======== Extracted data

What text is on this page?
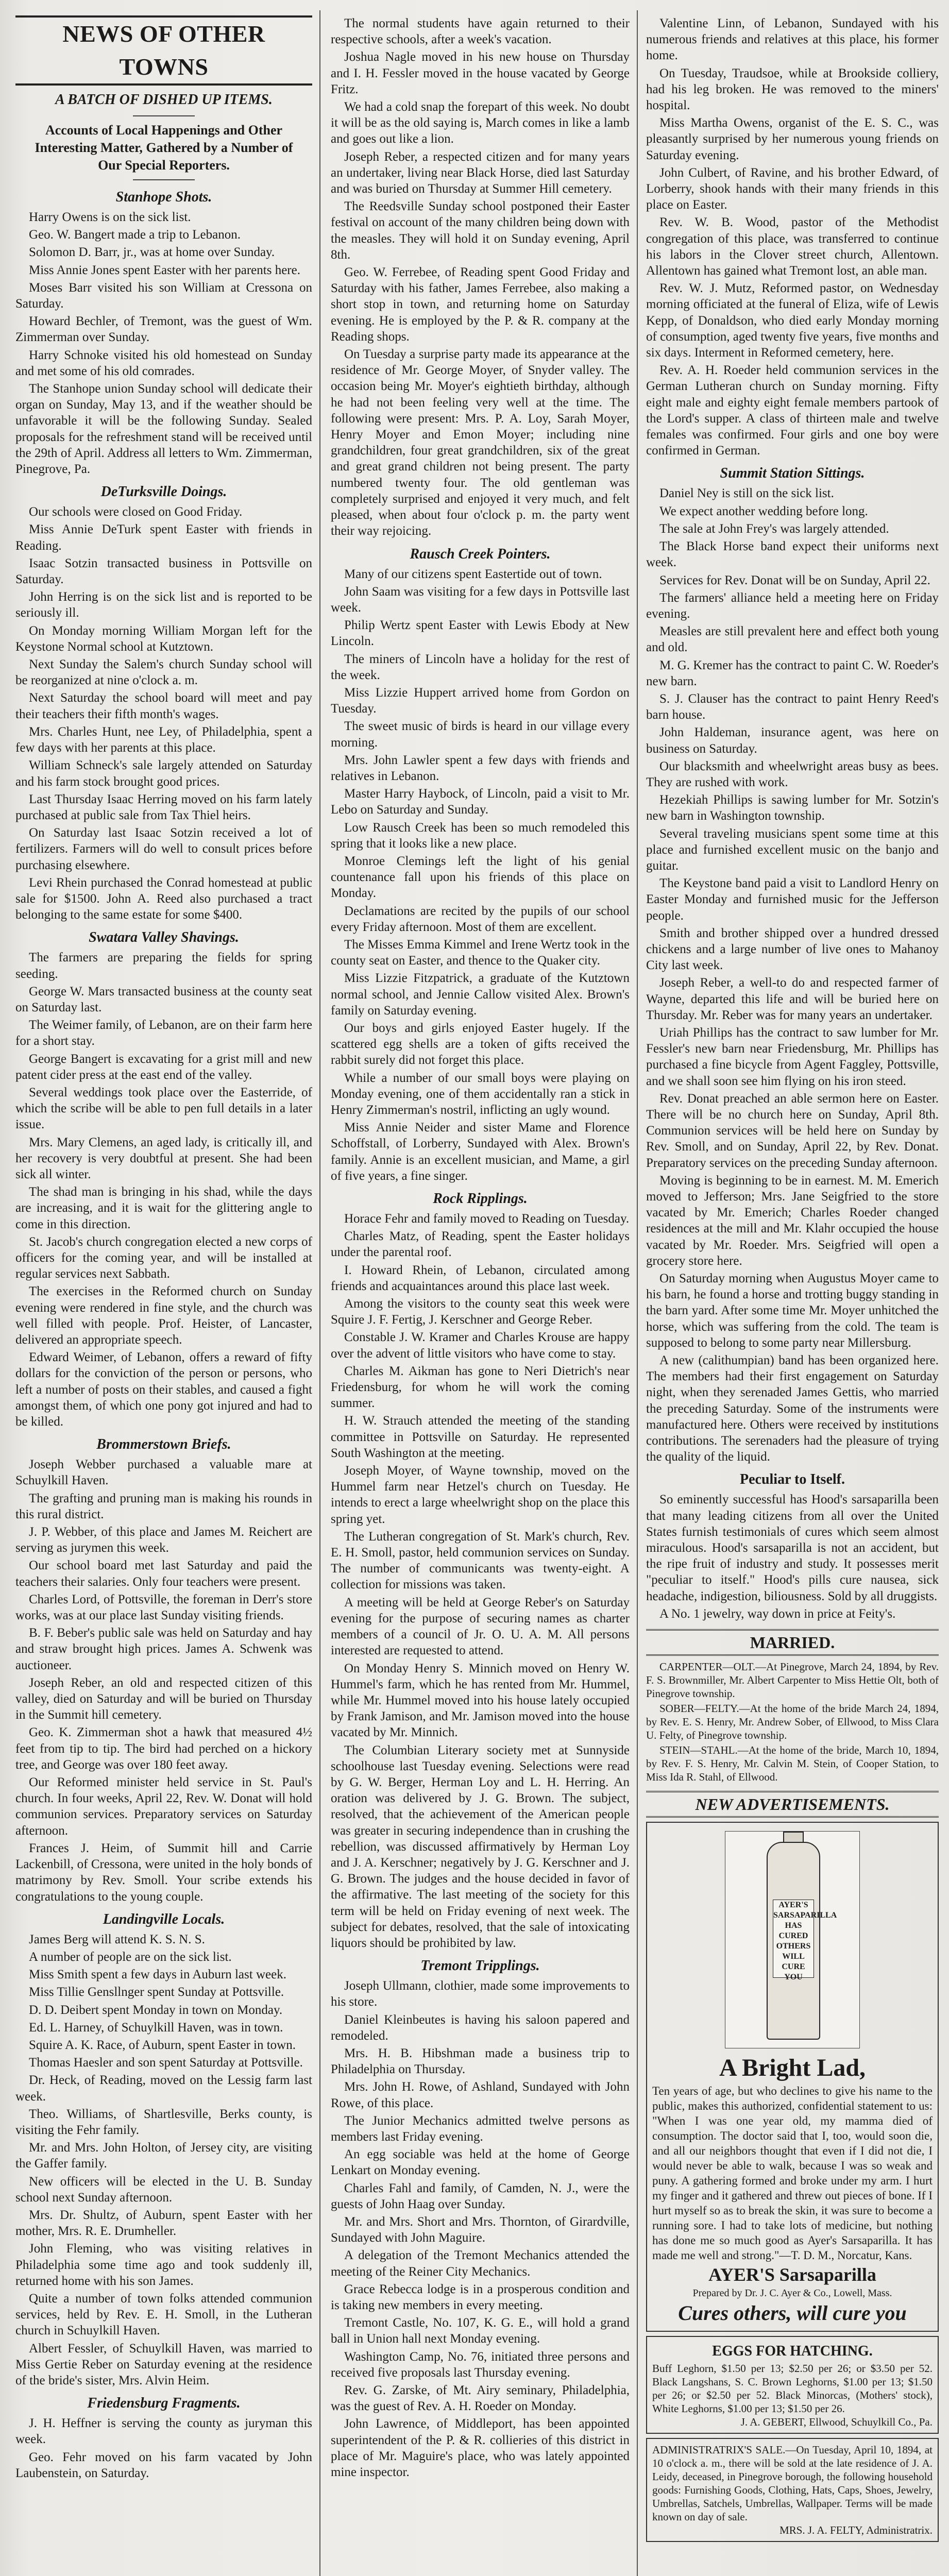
NEWS OF OTHER TOWNS
A BATCH OF DISHED UP ITEMS.
Accounts of Local Happenings and Other Interesting Matter, Gathered by a Number of Our Special Reporters.
Stanhope Shots.
Harry Owens is on the sick list.
Geo. W. Bangert made a trip to Lebanon.
Solomon D. Barr, jr., was at home over Sunday.
Miss Annie Jones spent Easter with her parents here.
Moses Barr visited his son William at Cressona on Saturday.
Howard Bechler, of Tremont, was the guest of Wm. Zimmerman over Sunday.
Harry Schnoke visited his old homestead on Sunday and met some of his old comrades.
The Stanhope union Sunday school will dedicate their organ on Sunday, May 13, and if the weather should be unfavorable it will be the following Sunday. Sealed proposals for the refreshment stand will be received until the 29th of April. Address all letters to Wm. Zimmerman, Pinegrove, Pa.
DeTurksville Doings.
Our schools were closed on Good Friday.
Miss Annie DeTurk spent Easter with friends in Reading.
Isaac Sotzin transacted business in Pottsville on Saturday.
John Herring is on the sick list and is reported to be seriously ill.
On Monday morning William Morgan left for the Keystone Normal school at Kutztown.
Next Sunday the Salem's church Sunday school will be reorganized at nine o'clock a. m.
Next Saturday the school board will meet and pay their teachers their fifth month's wages.
Mrs. Charles Hunt, nee Ley, of Philadelphia, spent a few days with her parents at this place.
William Schneck's sale largely attended on Saturday and his farm stock brought good prices.
Last Thursday Isaac Herring moved on his farm lately purchased at public sale from Tax Thiel heirs.
On Saturday last Isaac Sotzin received a lot of fertilizers. Farmers will do well to consult prices before purchasing elsewhere.
Levi Rhein purchased the Conrad homestead at public sale for $1500. John A. Reed also purchased a tract belonging to the same estate for some $400.
Swatara Valley Shavings.
The farmers are preparing the fields for spring seeding.
George W. Mars transacted business at the county seat on Saturday last.
The Weimer family, of Lebanon, are on their farm here for a short stay.
George Bangert is excavating for a grist mill and new patent cider press at the east end of the valley.
Several weddings took place over the Easterride, of which the scribe will be able to pen full details in a later issue.
Mrs. Mary Clemens, an aged lady, is critically ill, and her recovery is very doubtful at present. She had been sick all winter.
The shad man is bringing in his shad, while the days are increasing, and it is wait for the glittering angle to come in this direction.
St. Jacob's church congregation elected a new corps of officers for the coming year, and will be installed at regular services next Sabbath.
The exercises in the Reformed church on Sunday evening were rendered in fine style, and the church was well filled with people. Prof. Heister, of Lancaster, delivered an appropriate speech.
Edward Weimer, of Lebanon, offers a reward of fifty dollars for the conviction of the person or persons, who left a number of posts on their stables, and caused a fight amongst them, of which one pony got injured and had to be killed.
Brommerstown Briefs.
Joseph Webber purchased a valuable mare at Schuylkill Haven.
The grafting and pruning man is making his rounds in this rural district.
J. P. Webber, of this place and James M. Reichert are serving as jurymen this week.
Our school board met last Saturday and paid the teachers their salaries. Only four teachers were present.
Charles Lord, of Pottsville, the foreman in Derr's store works, was at our place last Sunday visiting friends.
B. F. Beber's public sale was held on Saturday and hay and straw brought high prices. James A. Schwenk was auctioneer.
Joseph Reber, an old and respected citizen of this valley, died on Saturday and will be buried on Thursday in the Summit hill cemetery.
Geo. K. Zimmerman shot a hawk that measured 4½ feet from tip to tip. The bird had perched on a hickory tree, and George was over 180 feet away.
Our Reformed minister held service in St. Paul's church. In four weeks, April 22, Rev. W. Donat will hold communion services. Preparatory services on Saturday afternoon.
Frances J. Heim, of Summit hill and Carrie Lackenbill, of Cressona, were united in the holy bonds of matrimony by Rev. Smoll. Your scribe extends his congratulations to the young couple.
Landingville Locals.
James Berg will attend K. S. N. S.
A number of people are on the sick list.
Miss Smith spent a few days in Auburn last week.
Miss Tillie Gensllnger spent Sunday at Pottsville.
D. D. Deibert spent Monday in town on Monday.
Ed. L. Harney, of Schuylkill Haven, was in town.
Squire A. K. Race, of Auburn, spent Easter in town.
Thomas Haesler and son spent Saturday at Pottsville.
Dr. Heck, of Reading, moved on the Lessig farm last week.
Theo. Williams, of Shartlesville, Berks county, is visiting the Fehr family.
Mr. and Mrs. John Holton, of Jersey city, are visiting the Gaffer family.
New officers will be elected in the U. B. Sunday school next Sunday afternoon.
Mrs. Dr. Shultz, of Auburn, spent Easter with her mother, Mrs. R. E. Drumheller.
John Fleming, who was visiting relatives in Philadelphia some time ago and took suddenly ill, returned home with his son James.
Quite a number of town folks attended communion services, held by Rev. E. H. Smoll, in the Lutheran church in Schuylkill Haven.
Albert Fessler, of Schuylkill Haven, was married to Miss Gertie Reber on Saturday evening at the residence of the bride's sister, Mrs. Alvin Heim.
Friedensburg Fragments.
J. H. Heffner is serving the county as juryman this week.
Geo. Fehr moved on his farm vacated by John Laubenstein, on Saturday.
The normal students have again returned to their respective schools, after a week's vacation.
Joshua Nagle moved in his new house on Thursday and I. H. Fessler moved in the house vacated by George Fritz.
We had a cold snap the forepart of this week. No doubt it will be as the old saying is, March comes in like a lamb and goes out like a lion.
Joseph Reber, a respected citizen and for many years an undertaker, living near Black Horse, died last Saturday and was buried on Thursday at Summer Hill cemetery.
The Reedsville Sunday school postponed their Easter festival on account of the many children being down with the measles. They will hold it on Sunday evening, April 8th.
Geo. W. Ferrebee, of Reading spent Good Friday and Saturday with his father, James Ferrebee, also making a short stop in town, and returning home on Saturday evening. He is employed by the P. & R. company at the Reading shops.
On Tuesday a surprise party made its appearance at the residence of Mr. George Moyer, of Snyder valley. The occasion being Mr. Moyer's eightieth birthday, although he had not been feeling very well at the time. The following were present: Mrs. P. A. Loy, Sarah Moyer, Henry Moyer and Emon Moyer; including nine grandchildren, four great grandchildren, six of the great and great grand children not being present. The party numbered twenty four. The old gentleman was completely surprised and enjoyed it very much, and felt pleased, when about four o'clock p. m. the party went their way rejoicing.
Rausch Creek Pointers.
Many of our citizens spent Eastertide out of town.
John Saam was visiting for a few days in Pottsville last week.
Philip Wertz spent Easter with Lewis Ebody at New Lincoln.
The miners of Lincoln have a holiday for the rest of the week.
Miss Lizzie Huppert arrived home from Gordon on Tuesday.
The sweet music of birds is heard in our village every morning.
Mrs. John Lawler spent a few days with friends and relatives in Lebanon.
Master Harry Haybock, of Lincoln, paid a visit to Mr. Lebo on Saturday and Sunday.
Low Rausch Creek has been so much remodeled this spring that it looks like a new place.
Monroe Clemings left the light of his genial countenance fall upon his friends of this place on Monday.
Declamations are recited by the pupils of our school every Friday afternoon. Most of them are excellent.
The Misses Emma Kimmel and Irene Wertz took in the county seat on Easter, and thence to the Quaker city.
Miss Lizzie Fitzpatrick, a graduate of the Kutztown normal school, and Jennie Callow visited Alex. Brown's family on Saturday evening.
Our boys and girls enjoyed Easter hugely. If the scattered egg shells are a token of gifts received the rabbit surely did not forget this place.
While a number of our small boys were playing on Monday evening, one of them accidentally ran a stick in Henry Zimmerman's nostril, inflicting an ugly wound.
Miss Annie Neider and sister Mame and Florence Schoffstall, of Lorberry, Sundayed with Alex. Brown's family. Annie is an excellent musician, and Mame, a girl of five years, a fine singer.
Rock Ripplings.
Horace Fehr and family moved to Reading on Tuesday.
Charles Matz, of Reading, spent the Easter holidays under the parental roof.
I. Howard Rhein, of Lebanon, circulated among friends and acquaintances around this place last week.
Among the visitors to the county seat this week were Squire J. F. Fertig, J. Kerschner and George Reber.
Constable J. W. Kramer and Charles Krouse are happy over the advent of little visitors who have come to stay.
Charles M. Aikman has gone to Neri Dietrich's near Friedensburg, for whom he will work the coming summer.
H. W. Strauch attended the meeting of the standing committee in Pottsville on Saturday. He represented South Washington at the meeting.
Joseph Moyer, of Wayne township, moved on the Hummel farm near Hetzel's church on Tuesday. He intends to erect a large wheelwright shop on the place this spring yet.
The Lutheran congregation of St. Mark's church, Rev. E. H. Smoll, pastor, held communion services on Sunday. The number of communicants was twenty-eight. A collection for missions was taken.
A meeting will be held at George Reber's on Saturday evening for the purpose of securing names as charter members of a council of Jr. O. U. A. M. All persons interested are requested to attend.
On Monday Henry S. Minnich moved on Henry W. Hummel's farm, which he has rented from Mr. Hummel, while Mr. Hummel moved into his house lately occupied by Frank Jamison, and Mr. Jamison moved into the house vacated by Mr. Minnich.
The Columbian Literary society met at Sunnyside schoolhouse last Tuesday evening. Selections were read by G. W. Berger, Herman Loy and L. H. Herring. An oration was delivered by J. G. Brown. The subject, resolved, that the achievement of the American people was greater in securing independence than in crushing the rebellion, was discussed affirmatively by Herman Loy and J. A. Kerschner; negatively by J. G. Kerschner and J. G. Brown. The judges and the house decided in favor of the affirmative. The last meeting of the society for this term will be held on Friday evening of next week. The subject for debates, resolved, that the sale of intoxicating liquors should be prohibited by law.
Tremont Tripplings.
Joseph Ullmann, clothier, made some improvements to his store.
Daniel Kleinbeutes is having his saloon papered and remodeled.
Mrs. H. B. Hibshman made a business trip to Philadelphia on Thursday.
Mrs. John H. Rowe, of Ashland, Sundayed with John Rowe, of this place.
The Junior Mechanics admitted twelve persons as members last Friday evening.
An egg sociable was held at the home of George Lenkart on Monday evening.
Charles Fahl and family, of Camden, N. J., were the guests of John Haag over Sunday.
Mr. and Mrs. Short and Mrs. Thornton, of Girardville, Sundayed with John Maguire.
A delegation of the Tremont Mechanics attended the meeting of the Reiner City Mechanics.
Grace Rebecca lodge is in a prosperous condition and is taking new members in every meeting.
Tremont Castle, No. 107, K. G. E., will hold a grand ball in Union hall next Monday evening.
Washington Camp, No. 76, initiated three persons and received five proposals last Thursday evening.
Rev. G. Zarske, of Mt. Airy seminary, Philadelphia, was the guest of Rev. A. H. Roeder on Monday.
John Lawrence, of Middleport, has been appointed superintendent of the P. & R. collieries of this district in place of Mr. Maguire's place, who was lately appointed mine inspector.
Valentine Linn, of Lebanon, Sundayed with his numerous friends and relatives at this place, his former home.
On Tuesday, Traudsoe, while at Brookside colliery, had his leg broken. He was removed to the miners' hospital.
Miss Martha Owens, organist of the E. S. C., was pleasantly surprised by her numerous young friends on Saturday evening.
John Culbert, of Ravine, and his brother Edward, of Lorberry, shook hands with their many friends in this place on Easter.
Rev. W. B. Wood, pastor of the Methodist congregation of this place, was transferred to continue his labors in the Clover street church, Allentown. Allentown has gained what Tremont lost, an able man.
Rev. W. J. Mutz, Reformed pastor, on Wednesday morning officiated at the funeral of Eliza, wife of Lewis Kepp, of Donaldson, who died early Monday morning of consumption, aged twenty five years, five months and six days. Interment in Reformed cemetery, here.
Rev. A. H. Roeder held communion services in the German Lutheran church on Sunday morning. Fifty eight male and eighty eight female members partook of the Lord's supper. A class of thirteen male and twelve females was confirmed. Four girls and one boy were confirmed in German.
Summit Station Sittings.
Daniel Ney is still on the sick list.
We expect another wedding before long.
The sale at John Frey's was largely attended.
The Black Horse band expect their uniforms next week.
Services for Rev. Donat will be on Sunday, April 22.
The farmers' alliance held a meeting here on Friday evening.
Measles are still prevalent here and effect both young and old.
M. G. Kremer has the contract to paint C. W. Roeder's new barn.
S. J. Clauser has the contract to paint Henry Reed's barn house.
John Haldeman, insurance agent, was here on business on Saturday.
Our blacksmith and wheelwright areas busy as bees. They are rushed with work.
Hezekiah Phillips is sawing lumber for Mr. Sotzin's new barn in Washington township.
Several traveling musicians spent some time at this place and furnished excellent music on the banjo and guitar.
The Keystone band paid a visit to Landlord Henry on Easter Monday and furnished music for the Jefferson people.
Smith and brother shipped over a hundred dressed chickens and a large number of live ones to Mahanoy City last week.
Joseph Reber, a well-to do and respected farmer of Wayne, departed this life and will be buried here on Thursday. Mr. Reber was for many years an undertaker.
Uriah Phillips has the contract to saw lumber for Mr. Fessler's new barn near Friedensburg, Mr. Phillips has purchased a fine bicycle from Agent Faggley, Pottsville, and we shall soon see him flying on his iron steed.
Rev. Donat preached an able sermon here on Easter. There will be no church here on Sunday, April 8th. Communion services will be held here on Sunday by Rev. Smoll, and on Sunday, April 22, by Rev. Donat. Preparatory services on the preceding Sunday afternoon.
Moving is beginning to be in earnest. M. M. Emerich moved to Jefferson; Mrs. Jane Seigfried to the store vacated by Mr. Emerich; Charles Roeder changed residences at the mill and Mr. Klahr occupied the house vacated by Mr. Roeder. Mrs. Seigfried will open a grocery store here.
On Saturday morning when Augustus Moyer came to his barn, he found a horse and trotting buggy standing in the barn yard. After some time Mr. Moyer unhitched the horse, which was suffering from the cold. The team is supposed to belong to some party near Millersburg.
A new (calithumpian) band has been organized here. The members had their first engagement on Saturday night, when they serenaded James Gettis, who married the preceding Saturday. Some of the instruments were manufactured here. Others were received by institutions contributions. The serenaders had the pleasure of trying the quality of the liquid.
Peculiar to Itself.
So eminently successful has Hood's sarsaparilla been that many leading citizens from all over the United States furnish testimonials of cures which seem almost miraculous. Hood's sarsaparilla is not an accident, but the ripe fruit of industry and study. It possesses merit "peculiar to itself." Hood's pills cure nausea, sick headache, indigestion, biliousness. Sold by all druggists.
A No. 1 jewelry, way down in price at Feity's.
MARRIED.
CARPENTER—OLT.—At Pinegrove, March 24, 1894, by Rev. F. S. Brownmiller, Mr. Albert Carpenter to Miss Hettie Olt, both of Pinegrove township.
SOBER—FELTY.—At the home of the bride March 24, 1894, by Rev. E. S. Henry, Mr. Andrew Sober, of Ellwood, to Miss Clara U. Felty, of Pinegrove township.
STEIN—STAHL.—At the home of the bride, March 10, 1894, by Rev. F. S. Henry, Mr. Calvin M. Stein, of Cooper Station, to Miss Ida R. Stahl, of Ellwood.
NEW ADVERTISEMENTS.
AYER'S SARSAPARILLA HAS CURED OTHERS WILL CURE YOU
A Bright Lad,
Ten years of age, but who declines to give his name to the public, makes this authorized, confidential statement to us: "When I was one year old, my mamma died of consumption. The doctor said that I, too, would soon die, and all our neighbors thought that even if I did not die, I would never be able to walk, because I was so weak and puny. A gathering formed and broke under my arm. I hurt my finger and it gathered and threw out pieces of bone. If I hurt myself so as to break the skin, it was sure to become a running sore. I had to take lots of medicine, but nothing has done me so much good as Ayer's Sarsaparilla. It has made me well and strong."—T. D. M., Norcatur, Kans.
AYER'S Sarsaparilla
Prepared by Dr. J. C. Ayer & Co., Lowell, Mass.
Cures others, will cure you
EGGS FOR HATCHING.
Buff Leghorn, $1.50 per 13; $2.50 per 26; or $3.50 per 52. Black Langshans, S. C. Brown Leghorns, $1.00 per 13; $1.50 per 26; or $2.50 per 52. Black Minorcas, (Mothers' stock), White Leghorns, $1.00 per 13; $1.50 per 26.
J. A. GEBERT, Ellwood, Schuylkill Co., Pa.
ADMINISTRATRIX'S SALE.—On Tuesday, April 10, 1894, at 10 o'clock a. m., there will be sold at the late residence of J. A. Leidy, deceased, in Pinegrove borough, the following household goods: Furnishing Goods, Clothing, Hats, Caps, Shoes, Jewelry, Umbrellas, Satchels, Umbrellas, Wallpaper. Terms will be made known on day of sale.
MRS. J. A. FELTY, Administratrix.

================

● **Task to carry out**: List all lines where "should" occurs.

● **Complete response**:
The Stanhope union Sunday school will dedicate their organ on Sunday, May 13, and if the weather should be unfavorable it will be the following Sunday. Sealed proposals for the refreshment stand will be received until the 29th of April. Address all letters to Wm. Zimmerman, Pinegrove, Pa.
The Columbian Literary society met at Sunnyside schoolhouse last Tuesday evening. Selections were read by G. W. Berger, Herman Loy and L. H. Herring. An oration was delivered by J. G. Brown. The subject, resolved, that the achievement of the American people was greater in securing independence than in crushing the rebellion, was discussed affirmatively by Herman Loy and J. A. Kerschner; negatively by J. G. Kerschner and J. G. Brown. The judges and the house decided in favor of the affirmative. The last meeting of the society for this term will be held on Friday evening of next week. The subject for debates, resolved, that the sale of intoxicating liquors should be prohibited by law.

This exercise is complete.